练习要求:
请原样复制网页摘录中从“C - C Programming”到“for each student.”之间的内容，首尾两处都包括在内。

PAT1012

时间:2021-05-16 21:20:11

To evaluate the performance of our first year CS majored students,

为了计算第一年计算机科学学生的表现

we consider their grades of three courses only:

我们从三个方面考虑我们的成绩

C - C Programming Language, M - Mathematics (Calculus or Linear Algebra), and E - English.

C语言,数学,和英语

At the mean time, we encourage students by emphasizing on their best ranks --

同时我们鼓励我们的学生强调自己的排名

that is, among the four ranks with respect to the three courses and the average grade, we print the best rank for each student.

就是,通过四个排名包含三门课和平均数,我们打印出每个学生最好的排名

For example, The grades of C, M, E and A - Average of 4 students are given as the following:

例如,四个成绩CMEA。

StudentID  C  M  E  A
310101 98 85 88 90
310102 70 95 88 84
310103 82 87 94 88
310104 91 91 91 91

Then the best ranks for all the students are No.1 since the 1st one has done the best in C Programming Language, while the 2nd one in Mathematics, the 3rd one in English, and the last one in average.

第一名是C 语言成绩第一的,第二名是数学第一的,第三名是英语第一的,最后一名是平均分第一的

Input

Each input file contains one test case. Each case starts with a line containing 2 numbers N and M (<=2000), which are the total number of students, and the number of students who would check their ranks, respectively. Then N lines follow, each contains a student ID which is a string of 6 digits, followed by the three integer grades (in the range of [0, 100]) of that student in the order of C, M and E. Then there are M lines, each containing a student ID.

文档版面分析数据:
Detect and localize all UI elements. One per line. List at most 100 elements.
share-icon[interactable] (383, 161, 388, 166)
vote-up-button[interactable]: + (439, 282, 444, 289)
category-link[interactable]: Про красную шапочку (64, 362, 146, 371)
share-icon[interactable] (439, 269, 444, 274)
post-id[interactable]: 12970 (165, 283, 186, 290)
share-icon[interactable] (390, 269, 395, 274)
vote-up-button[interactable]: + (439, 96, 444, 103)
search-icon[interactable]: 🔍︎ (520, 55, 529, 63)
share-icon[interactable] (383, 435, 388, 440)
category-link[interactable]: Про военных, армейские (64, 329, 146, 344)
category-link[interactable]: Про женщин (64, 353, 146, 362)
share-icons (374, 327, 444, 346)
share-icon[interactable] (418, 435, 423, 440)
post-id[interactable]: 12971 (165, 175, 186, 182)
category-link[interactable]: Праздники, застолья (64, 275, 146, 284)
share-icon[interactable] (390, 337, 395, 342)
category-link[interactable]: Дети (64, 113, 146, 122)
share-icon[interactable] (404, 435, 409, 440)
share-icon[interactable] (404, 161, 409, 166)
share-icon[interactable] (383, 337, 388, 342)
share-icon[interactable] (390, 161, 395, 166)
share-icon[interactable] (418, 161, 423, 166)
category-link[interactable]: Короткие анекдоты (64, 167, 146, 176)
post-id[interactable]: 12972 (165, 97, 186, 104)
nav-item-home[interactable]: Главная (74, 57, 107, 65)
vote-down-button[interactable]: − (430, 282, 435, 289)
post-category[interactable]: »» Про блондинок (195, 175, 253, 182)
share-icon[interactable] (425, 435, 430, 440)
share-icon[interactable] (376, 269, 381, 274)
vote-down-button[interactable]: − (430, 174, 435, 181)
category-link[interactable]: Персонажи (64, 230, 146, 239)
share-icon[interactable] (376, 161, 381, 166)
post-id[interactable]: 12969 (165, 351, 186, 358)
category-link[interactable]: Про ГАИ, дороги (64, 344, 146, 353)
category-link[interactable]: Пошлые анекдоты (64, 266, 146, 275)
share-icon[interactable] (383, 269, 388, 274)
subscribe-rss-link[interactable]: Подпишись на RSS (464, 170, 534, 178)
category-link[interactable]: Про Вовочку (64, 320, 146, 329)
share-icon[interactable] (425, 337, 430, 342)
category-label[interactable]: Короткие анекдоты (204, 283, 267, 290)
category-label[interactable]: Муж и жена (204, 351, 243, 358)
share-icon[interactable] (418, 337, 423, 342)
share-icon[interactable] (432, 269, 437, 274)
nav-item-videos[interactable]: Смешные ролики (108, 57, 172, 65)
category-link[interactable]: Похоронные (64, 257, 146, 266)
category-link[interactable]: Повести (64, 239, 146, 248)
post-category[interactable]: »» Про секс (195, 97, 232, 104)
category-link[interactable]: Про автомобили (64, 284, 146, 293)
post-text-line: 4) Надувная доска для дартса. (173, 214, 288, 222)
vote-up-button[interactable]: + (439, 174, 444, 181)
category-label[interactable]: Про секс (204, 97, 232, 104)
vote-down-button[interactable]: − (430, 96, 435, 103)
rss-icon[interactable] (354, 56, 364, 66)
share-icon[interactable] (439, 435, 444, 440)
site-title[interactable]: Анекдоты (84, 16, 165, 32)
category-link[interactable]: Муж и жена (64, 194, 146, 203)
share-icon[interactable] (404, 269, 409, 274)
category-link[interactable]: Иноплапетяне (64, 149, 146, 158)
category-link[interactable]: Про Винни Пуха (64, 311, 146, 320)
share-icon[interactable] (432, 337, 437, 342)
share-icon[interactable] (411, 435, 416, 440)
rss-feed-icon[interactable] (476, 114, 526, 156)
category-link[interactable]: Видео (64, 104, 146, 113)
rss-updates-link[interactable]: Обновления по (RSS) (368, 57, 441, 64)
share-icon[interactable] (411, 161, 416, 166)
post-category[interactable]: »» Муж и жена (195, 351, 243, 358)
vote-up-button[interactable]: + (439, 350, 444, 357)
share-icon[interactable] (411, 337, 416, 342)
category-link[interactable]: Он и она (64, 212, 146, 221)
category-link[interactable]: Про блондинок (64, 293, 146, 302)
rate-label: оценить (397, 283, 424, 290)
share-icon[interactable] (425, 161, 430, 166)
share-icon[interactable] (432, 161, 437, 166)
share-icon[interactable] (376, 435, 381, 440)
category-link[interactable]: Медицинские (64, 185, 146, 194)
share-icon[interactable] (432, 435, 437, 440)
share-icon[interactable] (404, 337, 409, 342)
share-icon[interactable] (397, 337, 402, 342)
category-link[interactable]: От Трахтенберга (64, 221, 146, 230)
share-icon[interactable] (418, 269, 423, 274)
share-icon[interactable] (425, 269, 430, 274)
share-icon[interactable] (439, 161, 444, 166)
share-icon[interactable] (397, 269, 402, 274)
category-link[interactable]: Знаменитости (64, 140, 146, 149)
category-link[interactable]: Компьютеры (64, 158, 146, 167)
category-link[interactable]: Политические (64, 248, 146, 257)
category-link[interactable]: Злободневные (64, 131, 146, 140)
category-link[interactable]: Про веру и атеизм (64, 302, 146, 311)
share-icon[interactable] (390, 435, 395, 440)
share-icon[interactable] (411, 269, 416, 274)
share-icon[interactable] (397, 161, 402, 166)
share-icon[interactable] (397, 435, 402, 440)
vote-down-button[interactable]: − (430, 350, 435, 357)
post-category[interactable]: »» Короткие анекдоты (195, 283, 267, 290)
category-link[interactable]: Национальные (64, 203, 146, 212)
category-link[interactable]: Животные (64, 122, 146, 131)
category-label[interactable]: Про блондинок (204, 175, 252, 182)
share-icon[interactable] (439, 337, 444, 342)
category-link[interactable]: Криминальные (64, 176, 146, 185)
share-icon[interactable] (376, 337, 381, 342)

题目解答:
C - C Programming Language, M - Mathematics (Calculus or Linear Algebra), and E - English.

C语言,数学,和英语

At the mean time, we encourage students by emphasizing on their best ranks --

同时我们鼓励我们的学生强调自己的排名

that is, among the four ranks with respect to the three courses and the average grade, we print the best rank for each student.